[Dataset items]
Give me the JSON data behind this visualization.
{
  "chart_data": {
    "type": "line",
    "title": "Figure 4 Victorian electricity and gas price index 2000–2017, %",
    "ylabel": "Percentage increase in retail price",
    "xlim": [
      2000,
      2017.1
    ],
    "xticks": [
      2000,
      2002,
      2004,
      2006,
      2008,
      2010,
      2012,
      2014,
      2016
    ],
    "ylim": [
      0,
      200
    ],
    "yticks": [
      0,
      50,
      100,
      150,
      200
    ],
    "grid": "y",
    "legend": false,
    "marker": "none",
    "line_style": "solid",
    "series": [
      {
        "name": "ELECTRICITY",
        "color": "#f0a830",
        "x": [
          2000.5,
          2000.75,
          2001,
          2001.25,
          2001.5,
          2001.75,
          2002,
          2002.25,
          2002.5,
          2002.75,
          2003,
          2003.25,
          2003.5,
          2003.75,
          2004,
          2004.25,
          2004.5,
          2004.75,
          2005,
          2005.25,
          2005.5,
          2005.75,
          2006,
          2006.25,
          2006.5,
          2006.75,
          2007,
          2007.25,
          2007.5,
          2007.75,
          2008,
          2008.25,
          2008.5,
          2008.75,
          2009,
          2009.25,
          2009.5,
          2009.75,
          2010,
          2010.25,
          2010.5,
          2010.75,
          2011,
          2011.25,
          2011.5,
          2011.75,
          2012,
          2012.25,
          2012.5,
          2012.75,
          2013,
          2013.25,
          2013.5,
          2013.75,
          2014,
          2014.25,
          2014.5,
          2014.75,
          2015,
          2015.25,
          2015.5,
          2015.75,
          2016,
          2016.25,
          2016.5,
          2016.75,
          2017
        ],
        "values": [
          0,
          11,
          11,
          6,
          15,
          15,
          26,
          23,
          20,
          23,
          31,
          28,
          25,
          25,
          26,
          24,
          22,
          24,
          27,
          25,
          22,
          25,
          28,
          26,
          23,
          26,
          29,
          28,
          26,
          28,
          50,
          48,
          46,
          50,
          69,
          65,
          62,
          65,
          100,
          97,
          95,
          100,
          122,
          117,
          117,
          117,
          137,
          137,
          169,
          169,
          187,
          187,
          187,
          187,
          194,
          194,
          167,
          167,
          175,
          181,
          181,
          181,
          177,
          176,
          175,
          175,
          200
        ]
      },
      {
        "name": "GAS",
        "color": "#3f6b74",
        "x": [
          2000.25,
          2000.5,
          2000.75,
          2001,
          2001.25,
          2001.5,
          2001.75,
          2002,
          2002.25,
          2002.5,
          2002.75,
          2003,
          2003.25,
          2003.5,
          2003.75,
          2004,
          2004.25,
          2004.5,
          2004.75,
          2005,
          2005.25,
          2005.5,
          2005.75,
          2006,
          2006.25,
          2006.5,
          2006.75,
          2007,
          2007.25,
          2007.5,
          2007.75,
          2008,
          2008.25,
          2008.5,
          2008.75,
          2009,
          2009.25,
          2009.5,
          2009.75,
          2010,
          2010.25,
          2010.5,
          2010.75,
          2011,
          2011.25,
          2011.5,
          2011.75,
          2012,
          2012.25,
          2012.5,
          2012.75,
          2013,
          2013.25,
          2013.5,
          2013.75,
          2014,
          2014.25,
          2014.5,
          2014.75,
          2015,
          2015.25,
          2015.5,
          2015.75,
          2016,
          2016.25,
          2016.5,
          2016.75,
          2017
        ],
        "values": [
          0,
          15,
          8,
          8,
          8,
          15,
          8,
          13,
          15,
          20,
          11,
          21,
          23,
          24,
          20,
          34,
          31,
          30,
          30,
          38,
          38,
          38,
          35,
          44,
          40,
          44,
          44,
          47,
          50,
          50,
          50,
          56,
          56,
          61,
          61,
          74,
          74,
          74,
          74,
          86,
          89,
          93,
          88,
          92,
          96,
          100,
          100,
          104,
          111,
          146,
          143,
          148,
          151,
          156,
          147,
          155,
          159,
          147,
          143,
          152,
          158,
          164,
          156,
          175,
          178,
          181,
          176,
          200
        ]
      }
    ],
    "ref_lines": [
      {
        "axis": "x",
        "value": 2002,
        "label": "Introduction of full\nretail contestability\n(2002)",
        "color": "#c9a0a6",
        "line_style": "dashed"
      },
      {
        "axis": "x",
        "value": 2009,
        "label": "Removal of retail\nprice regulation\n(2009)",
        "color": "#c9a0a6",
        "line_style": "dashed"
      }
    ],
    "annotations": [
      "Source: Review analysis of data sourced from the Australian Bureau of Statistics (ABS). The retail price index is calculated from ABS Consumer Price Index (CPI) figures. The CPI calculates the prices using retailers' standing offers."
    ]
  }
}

◆ YOUR TASK ◆
Please output every record, keeping each line exact.

◆ RESULT ◆
Give me the JSON data behind this visualization.
{
  "chart_data": {
    "type": "line",
    "title": "Figure 4 Victorian electricity and gas price index 2000–2017, %",
    "ylabel": "Percentage increase in retail price",
    "xlim": [
      2000,
      2017.1
    ],
    "xticks": [
      2000,
      2002,
      2004,
      2006,
      2008,
      2010,
      2012,
      2014,
      2016
    ],
    "ylim": [
      0,
      200
    ],
    "yticks": [
      0,
      50,
      100,
      150,
      200
    ],
    "grid": "y",
    "legend": false,
    "marker": "none",
    "line_style": "solid",
    "series": [
      {
        "name": "ELECTRICITY",
        "color": "#f0a830",
        "x": [
          2000.5,
          2000.75,
          2001,
          2001.25,
          2001.5,
          2001.75,
          2002,
          2002.25,
          2002.5,
          2002.75,
          2003,
          2003.25,
          2003.5,
          2003.75,
          2004,
          2004.25,
          2004.5,
          2004.75,
          2005,
          2005.25,
          2005.5,
          2005.75,
          2006,
          2006.25,
          2006.5,
          2006.75,
          2007,
          2007.25,
          2007.5,
          2007.75,
          2008,
          2008.25,
          2008.5,
          2008.75,
          2009,
          2009.25,
          2009.5,
          2009.75,
          2010,
          2010.25,
          2010.5,
          2010.75,
          2011,
          2011.25,
          2011.5,
          2011.75,
          2012,
          2012.25,
          2012.5,
          2012.75,
          2013,
          2013.25,
          2013.5,
          2013.75,
          2014,
          2014.25,
          2014.5,
          2014.75,
          2015,
          2015.25,
          2015.5,
          2015.75,
          2016,
          2016.25,
          2016.5,
          2016.75,
          2017
        ],
        "values": [
          0,
          11,
          11,
          6,
          15,
          15,
          26,
          23,
          20,
          23,
          31,
          28,
          25,
          25,
          26,
          24,
          22,
          24,
          27,
          25,
          22,
          25,
          28,
          26,
          23,
          26,
          29,
          28,
          26,
          28,
          50,
          48,
          46,
          50,
          69,
          65,
          62,
          65,
          100,
          97,
          95,
          100,
          122,
          117,
          117,
          117,
          137,
          137,
          169,
          169,
          187,
          187,
          187,
          187,
          194,
          194,
          167,
          167,
          175,
          181,
          181,
          181,
          177,
          176,
          175,
          175,
          200
        ]
      },
      {
        "name": "GAS",
        "color": "#3f6b74",
        "x": [
          2000.25,
          2000.5,
          2000.75,
          2001,
          2001.25,
          2001.5,
          2001.75,
          2002,
          2002.25,
          2002.5,
          2002.75,
          2003,
          2003.25,
          2003.5,
          2003.75,
          2004,
          2004.25,
          2004.5,
          2004.75,
          2005,
          2005.25,
          2005.5,
          2005.75,
          2006,
          2006.25,
          2006.5,
          2006.75,
          2007,
          2007.25,
          2007.5,
          2007.75,
          2008,
          2008.25,
          2008.5,
          2008.75,
          2009,
          2009.25,
          2009.5,
          2009.75,
          2010,
          2010.25,
          2010.5,
          2010.75,
          2011,
          2011.25,
          2011.5,
          2011.75,
          2012,
          2012.25,
          2012.5,
          2012.75,
          2013,
          2013.25,
          2013.5,
          2013.75,
          2014,
          2014.25,
          2014.5,
          2014.75,
          2015,
          2015.25,
          2015.5,
          2015.75,
          2016,
          2016.25,
          2016.5,
          2016.75,
          2017
        ],
        "values": [
          0,
          15,
          8,
          8,
          8,
          15,
          8,
          13,
          15,
          20,
          11,
          21,
          23,
          24,
          20,
          34,
          31,
          30,
          30,
          38,
          38,
          38,
          35,
          44,
          40,
          44,
          44,
          47,
          50,
          50,
          50,
          56,
          56,
          61,
          61,
          74,
          74,
          74,
          74,
          86,
          89,
          93,
          88,
          92,
          96,
          100,
          100,
          104,
          111,
          146,
          143,
          148,
          151,
          156,
          147,
          155,
          159,
          147,
          143,
          152,
          158,
          164,
          156,
          175,
          178,
          181,
          176,
          200
        ]
      }
    ],
    "ref_lines": [
      {
        "axis": "x",
        "value": 2002,
        "label": "Introduction of full\nretail contestability\n(2002)",
        "color": "#c9a0a6",
        "line_style": "dashed"
      },
      {
        "axis": "x",
        "value": 2009,
        "label": "Removal of retail\nprice regulation\n(2009)",
        "color": "#c9a0a6",
        "line_style": "dashed"
      }
    ],
    "annotations": [
      "Source: Review analysis of data sourced from the Australian Bureau of Statistics (ABS). The retail price index is calculated from ABS Consumer Price Index (CPI) figures. The CPI calculates the prices using retailers' standing offers."
    ]
  }
}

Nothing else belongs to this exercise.